Output the records. Match them exactly.

Figure collection entries
━━━━━━
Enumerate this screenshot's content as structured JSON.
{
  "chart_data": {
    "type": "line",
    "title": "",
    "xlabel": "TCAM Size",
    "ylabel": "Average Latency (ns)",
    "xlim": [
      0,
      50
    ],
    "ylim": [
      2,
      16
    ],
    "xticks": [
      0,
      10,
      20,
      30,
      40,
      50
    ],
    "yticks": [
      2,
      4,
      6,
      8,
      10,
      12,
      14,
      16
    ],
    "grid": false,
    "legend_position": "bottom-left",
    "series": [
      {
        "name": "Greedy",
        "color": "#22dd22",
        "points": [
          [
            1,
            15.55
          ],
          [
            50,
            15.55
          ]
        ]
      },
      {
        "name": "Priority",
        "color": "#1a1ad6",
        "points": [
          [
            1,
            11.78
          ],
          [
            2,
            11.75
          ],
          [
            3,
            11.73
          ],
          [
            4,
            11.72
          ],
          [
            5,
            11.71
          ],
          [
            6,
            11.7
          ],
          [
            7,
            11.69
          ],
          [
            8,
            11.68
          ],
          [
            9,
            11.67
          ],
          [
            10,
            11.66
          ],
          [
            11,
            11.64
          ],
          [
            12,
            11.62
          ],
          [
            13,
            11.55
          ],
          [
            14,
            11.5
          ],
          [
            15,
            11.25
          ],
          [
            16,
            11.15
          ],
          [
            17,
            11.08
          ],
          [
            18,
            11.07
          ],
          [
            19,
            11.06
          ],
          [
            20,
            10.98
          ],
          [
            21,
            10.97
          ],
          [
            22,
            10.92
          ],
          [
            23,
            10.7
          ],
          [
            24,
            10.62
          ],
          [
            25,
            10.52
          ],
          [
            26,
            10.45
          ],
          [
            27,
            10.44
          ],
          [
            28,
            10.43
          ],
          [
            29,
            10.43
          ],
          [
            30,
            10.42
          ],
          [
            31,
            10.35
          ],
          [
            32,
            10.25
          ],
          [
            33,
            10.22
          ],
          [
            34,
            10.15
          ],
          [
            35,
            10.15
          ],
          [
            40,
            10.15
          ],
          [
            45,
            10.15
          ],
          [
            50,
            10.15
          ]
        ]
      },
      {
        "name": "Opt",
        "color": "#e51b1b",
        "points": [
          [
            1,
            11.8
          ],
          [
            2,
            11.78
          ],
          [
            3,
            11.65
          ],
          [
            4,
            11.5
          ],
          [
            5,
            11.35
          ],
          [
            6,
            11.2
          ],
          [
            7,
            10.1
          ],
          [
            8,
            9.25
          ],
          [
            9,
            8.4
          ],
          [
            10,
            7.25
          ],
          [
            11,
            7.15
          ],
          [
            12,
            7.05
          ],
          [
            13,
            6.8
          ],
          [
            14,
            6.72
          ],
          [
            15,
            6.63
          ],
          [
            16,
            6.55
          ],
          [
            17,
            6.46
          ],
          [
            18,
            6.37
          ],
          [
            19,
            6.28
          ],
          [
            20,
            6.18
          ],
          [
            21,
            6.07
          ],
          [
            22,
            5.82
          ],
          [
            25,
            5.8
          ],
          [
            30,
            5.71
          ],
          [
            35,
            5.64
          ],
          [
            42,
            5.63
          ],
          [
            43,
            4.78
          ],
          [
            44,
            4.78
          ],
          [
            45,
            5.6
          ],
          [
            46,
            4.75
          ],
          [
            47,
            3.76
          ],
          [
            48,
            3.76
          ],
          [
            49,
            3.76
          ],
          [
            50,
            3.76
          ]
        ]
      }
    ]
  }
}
━━━━━━
▸ OUTPUT OF THE EXERCISE:
Enumerate this screenshot's content as structured JSON.
{
  "chart_data": {
    "type": "line",
    "title": "",
    "xlabel": "TCAM Size",
    "ylabel": "Average Latency (ns)",
    "xlim": [
      0,
      50
    ],
    "ylim": [
      2,
      16
    ],
    "xticks": [
      0,
      10,
      20,
      30,
      40,
      50
    ],
    "yticks": [
      2,
      4,
      6,
      8,
      10,
      12,
      14,
      16
    ],
    "grid": false,
    "legend_position": "bottom-left",
    "series": [
      {
        "name": "Greedy",
        "color": "#22dd22",
        "points": [
          [
            1,
            15.55
          ],
          [
            50,
            15.55
          ]
        ]
      },
      {
        "name": "Priority",
        "color": "#1a1ad6",
        "points": [
          [
            1,
            11.78
          ],
          [
            2,
            11.75
          ],
          [
            3,
            11.73
          ],
          [
            4,
            11.72
          ],
          [
            5,
            11.71
          ],
          [
            6,
            11.7
          ],
          [
            7,
            11.69
          ],
          [
            8,
            11.68
          ],
          [
            9,
            11.67
          ],
          [
            10,
            11.66
          ],
          [
            11,
            11.64
          ],
          [
            12,
            11.62
          ],
          [
            13,
            11.55
          ],
          [
            14,
            11.5
          ],
          [
            15,
            11.25
          ],
          [
            16,
            11.15
          ],
          [
            17,
            11.08
          ],
          [
            18,
            11.07
          ],
          [
            19,
            11.06
          ],
          [
            20,
            10.98
          ],
          [
            21,
            10.97
          ],
          [
            22,
            10.92
          ],
          [
            23,
            10.7
          ],
          [
            24,
            10.62
          ],
          [
            25,
            10.52
          ],
          [
            26,
            10.45
          ],
          [
            27,
            10.44
          ],
          [
            28,
            10.43
          ],
          [
            29,
            10.43
          ],
          [
            30,
            10.42
          ],
          [
            31,
            10.35
          ],
          [
            32,
            10.25
          ],
          [
            33,
            10.22
          ],
          [
            34,
            10.15
          ],
          [
            35,
            10.15
          ],
          [
            40,
            10.15
          ],
          [
            45,
            10.15
          ],
          [
            50,
            10.15
          ]
        ]
      },
      {
        "name": "Opt",
        "color": "#e51b1b",
        "points": [
          [
            1,
            11.8
          ],
          [
            2,
            11.78
          ],
          [
            3,
            11.65
          ],
          [
            4,
            11.5
          ],
          [
            5,
            11.35
          ],
          [
            6,
            11.2
          ],
          [
            7,
            10.1
          ],
          [
            8,
            9.25
          ],
          [
            9,
            8.4
          ],
          [
            10,
            7.25
          ],
          [
            11,
            7.15
          ],
          [
            12,
            7.05
          ],
          [
            13,
            6.8
          ],
          [
            14,
            6.72
          ],
          [
            15,
            6.63
          ],
          [
            16,
            6.55
          ],
          [
            17,
            6.46
          ],
          [
            18,
            6.37
          ],
          [
            19,
            6.28
          ],
          [
            20,
            6.18
          ],
          [
            21,
            6.07
          ],
          [
            22,
            5.82
          ],
          [
            25,
            5.8
          ],
          [
            30,
            5.71
          ],
          [
            35,
            5.64
          ],
          [
            42,
            5.63
          ],
          [
            43,
            4.78
          ],
          [
            44,
            4.78
          ],
          [
            45,
            5.6
          ],
          [
            46,
            4.75
          ],
          [
            47,
            3.76
          ],
          [
            48,
            3.76
          ],
          [
            49,
            3.76
          ],
          [
            50,
            3.76
          ]
        ]
      }
    ]
  }
}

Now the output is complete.